■ **Problem to work on**
Omit the pictures and return every entry exactly as written.

Figure collection entries:
══════════

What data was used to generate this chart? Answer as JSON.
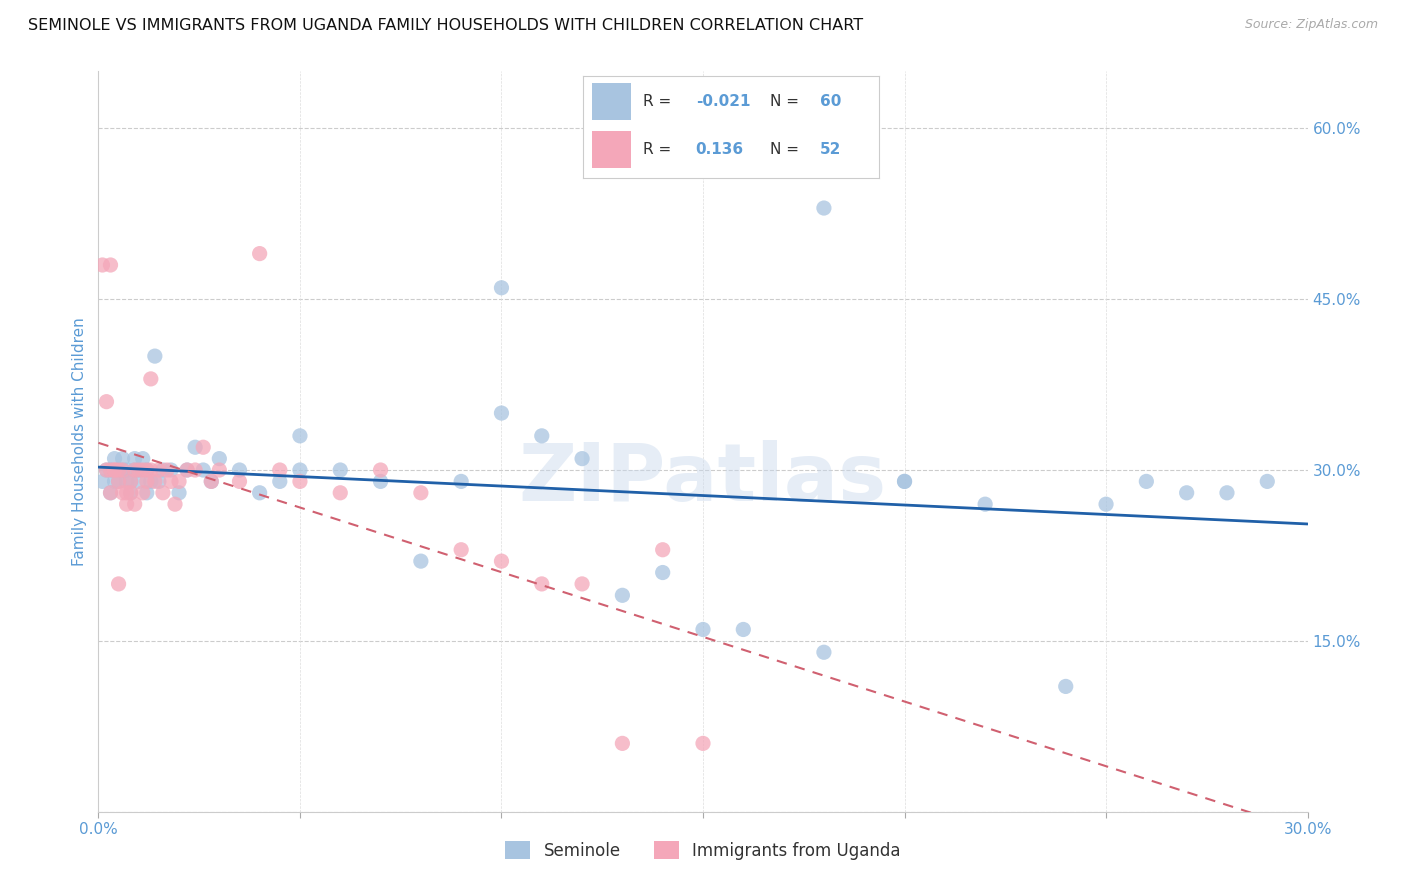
{
  "title": "SEMINOLE VS IMMIGRANTS FROM UGANDA FAMILY HOUSEHOLDS WITH CHILDREN CORRELATION CHART",
  "source": "Source: ZipAtlas.com",
  "ylabel": "Family Households with Children",
  "xlim": [
    0.0,
    0.3
  ],
  "ylim": [
    0.0,
    0.65
  ],
  "x_tick_positions": [
    0.0,
    0.05,
    0.1,
    0.15,
    0.2,
    0.25,
    0.3
  ],
  "x_tick_labels": [
    "0.0%",
    "",
    "",
    "",
    "",
    "",
    "30.0%"
  ],
  "y_ticks_right": [
    0.0,
    0.15,
    0.3,
    0.45,
    0.6
  ],
  "y_tick_labels_right": [
    "",
    "15.0%",
    "30.0%",
    "45.0%",
    "60.0%"
  ],
  "seminole_color": "#a8c4e0",
  "uganda_color": "#f4a7b9",
  "seminole_line_color": "#2060a8",
  "uganda_line_color": "#d06070",
  "watermark": "ZIPatlas",
  "seminole_label": "Seminole",
  "uganda_label": "Immigrants from Uganda",
  "legend_R1": "-0.021",
  "legend_N1": "60",
  "legend_R2": "0.136",
  "legend_N2": "52",
  "seminole_x": [
    0.001,
    0.002,
    0.003,
    0.003,
    0.004,
    0.004,
    0.005,
    0.005,
    0.006,
    0.006,
    0.007,
    0.007,
    0.008,
    0.008,
    0.009,
    0.009,
    0.01,
    0.01,
    0.011,
    0.012,
    0.012,
    0.013,
    0.014,
    0.015,
    0.016,
    0.018,
    0.02,
    0.022,
    0.024,
    0.026,
    0.028,
    0.03,
    0.035,
    0.04,
    0.045,
    0.05,
    0.06,
    0.07,
    0.08,
    0.09,
    0.1,
    0.11,
    0.12,
    0.13,
    0.14,
    0.15,
    0.16,
    0.18,
    0.2,
    0.22,
    0.24,
    0.25,
    0.26,
    0.27,
    0.28,
    0.29,
    0.18,
    0.2,
    0.1,
    0.05
  ],
  "seminole_y": [
    0.29,
    0.3,
    0.3,
    0.28,
    0.31,
    0.29,
    0.3,
    0.29,
    0.31,
    0.3,
    0.29,
    0.3,
    0.29,
    0.28,
    0.3,
    0.31,
    0.29,
    0.3,
    0.31,
    0.28,
    0.3,
    0.29,
    0.4,
    0.29,
    0.3,
    0.3,
    0.28,
    0.3,
    0.32,
    0.3,
    0.29,
    0.31,
    0.3,
    0.28,
    0.29,
    0.33,
    0.3,
    0.29,
    0.22,
    0.29,
    0.35,
    0.33,
    0.31,
    0.19,
    0.21,
    0.16,
    0.16,
    0.14,
    0.29,
    0.27,
    0.11,
    0.27,
    0.29,
    0.28,
    0.28,
    0.29,
    0.53,
    0.29,
    0.46,
    0.3
  ],
  "uganda_x": [
    0.001,
    0.002,
    0.002,
    0.003,
    0.003,
    0.004,
    0.004,
    0.005,
    0.005,
    0.006,
    0.006,
    0.007,
    0.007,
    0.008,
    0.008,
    0.009,
    0.009,
    0.01,
    0.011,
    0.011,
    0.012,
    0.012,
    0.013,
    0.013,
    0.014,
    0.015,
    0.016,
    0.017,
    0.018,
    0.019,
    0.02,
    0.022,
    0.024,
    0.026,
    0.028,
    0.03,
    0.035,
    0.04,
    0.045,
    0.05,
    0.06,
    0.07,
    0.08,
    0.09,
    0.1,
    0.11,
    0.12,
    0.13,
    0.14,
    0.15,
    0.005,
    0.003
  ],
  "uganda_y": [
    0.48,
    0.3,
    0.36,
    0.3,
    0.28,
    0.3,
    0.3,
    0.3,
    0.29,
    0.28,
    0.3,
    0.27,
    0.28,
    0.29,
    0.28,
    0.3,
    0.27,
    0.3,
    0.3,
    0.28,
    0.3,
    0.29,
    0.38,
    0.3,
    0.29,
    0.3,
    0.28,
    0.3,
    0.29,
    0.27,
    0.29,
    0.3,
    0.3,
    0.32,
    0.29,
    0.3,
    0.29,
    0.49,
    0.3,
    0.29,
    0.28,
    0.3,
    0.28,
    0.23,
    0.22,
    0.2,
    0.2,
    0.06,
    0.23,
    0.06,
    0.2,
    0.48
  ]
}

══════════

■ **Complete answer**
What data was used to generate this chart? Answer as JSON.
{
  "title": "SEMINOLE VS IMMIGRANTS FROM UGANDA FAMILY HOUSEHOLDS WITH CHILDREN CORRELATION CHART",
  "source": "Source: ZipAtlas.com",
  "ylabel": "Family Households with Children",
  "xlim": [
    0.0,
    0.3
  ],
  "ylim": [
    0.0,
    0.65
  ],
  "x_tick_positions": [
    0.0,
    0.05,
    0.1,
    0.15,
    0.2,
    0.25,
    0.3
  ],
  "x_tick_labels": [
    "0.0%",
    "",
    "",
    "",
    "",
    "",
    "30.0%"
  ],
  "y_ticks_right": [
    0.0,
    0.15,
    0.3,
    0.45,
    0.6
  ],
  "y_tick_labels_right": [
    "",
    "15.0%",
    "30.0%",
    "45.0%",
    "60.0%"
  ],
  "seminole_color": "#a8c4e0",
  "uganda_color": "#f4a7b9",
  "seminole_line_color": "#2060a8",
  "uganda_line_color": "#d06070",
  "watermark": "ZIPatlas",
  "seminole_label": "Seminole",
  "uganda_label": "Immigrants from Uganda",
  "legend_R1": "-0.021",
  "legend_N1": "60",
  "legend_R2": "0.136",
  "legend_N2": "52",
  "seminole_x": [
    0.001,
    0.002,
    0.003,
    0.003,
    0.004,
    0.004,
    0.005,
    0.005,
    0.006,
    0.006,
    0.007,
    0.007,
    0.008,
    0.008,
    0.009,
    0.009,
    0.01,
    0.01,
    0.011,
    0.012,
    0.012,
    0.013,
    0.014,
    0.015,
    0.016,
    0.018,
    0.02,
    0.022,
    0.024,
    0.026,
    0.028,
    0.03,
    0.035,
    0.04,
    0.045,
    0.05,
    0.06,
    0.07,
    0.08,
    0.09,
    0.1,
    0.11,
    0.12,
    0.13,
    0.14,
    0.15,
    0.16,
    0.18,
    0.2,
    0.22,
    0.24,
    0.25,
    0.26,
    0.27,
    0.28,
    0.29,
    0.18,
    0.2,
    0.1,
    0.05
  ],
  "seminole_y": [
    0.29,
    0.3,
    0.3,
    0.28,
    0.31,
    0.29,
    0.3,
    0.29,
    0.31,
    0.3,
    0.29,
    0.3,
    0.29,
    0.28,
    0.3,
    0.31,
    0.29,
    0.3,
    0.31,
    0.28,
    0.3,
    0.29,
    0.4,
    0.29,
    0.3,
    0.3,
    0.28,
    0.3,
    0.32,
    0.3,
    0.29,
    0.31,
    0.3,
    0.28,
    0.29,
    0.33,
    0.3,
    0.29,
    0.22,
    0.29,
    0.35,
    0.33,
    0.31,
    0.19,
    0.21,
    0.16,
    0.16,
    0.14,
    0.29,
    0.27,
    0.11,
    0.27,
    0.29,
    0.28,
    0.28,
    0.29,
    0.53,
    0.29,
    0.46,
    0.3
  ],
  "uganda_x": [
    0.001,
    0.002,
    0.002,
    0.003,
    0.003,
    0.004,
    0.004,
    0.005,
    0.005,
    0.006,
    0.006,
    0.007,
    0.007,
    0.008,
    0.008,
    0.009,
    0.009,
    0.01,
    0.011,
    0.011,
    0.012,
    0.012,
    0.013,
    0.013,
    0.014,
    0.015,
    0.016,
    0.017,
    0.018,
    0.019,
    0.02,
    0.022,
    0.024,
    0.026,
    0.028,
    0.03,
    0.035,
    0.04,
    0.045,
    0.05,
    0.06,
    0.07,
    0.08,
    0.09,
    0.1,
    0.11,
    0.12,
    0.13,
    0.14,
    0.15,
    0.005,
    0.003
  ],
  "uganda_y": [
    0.48,
    0.3,
    0.36,
    0.3,
    0.28,
    0.3,
    0.3,
    0.3,
    0.29,
    0.28,
    0.3,
    0.27,
    0.28,
    0.29,
    0.28,
    0.3,
    0.27,
    0.3,
    0.3,
    0.28,
    0.3,
    0.29,
    0.38,
    0.3,
    0.29,
    0.3,
    0.28,
    0.3,
    0.29,
    0.27,
    0.29,
    0.3,
    0.3,
    0.32,
    0.29,
    0.3,
    0.29,
    0.49,
    0.3,
    0.29,
    0.28,
    0.3,
    0.28,
    0.23,
    0.22,
    0.2,
    0.2,
    0.06,
    0.23,
    0.06,
    0.2,
    0.48
  ]
}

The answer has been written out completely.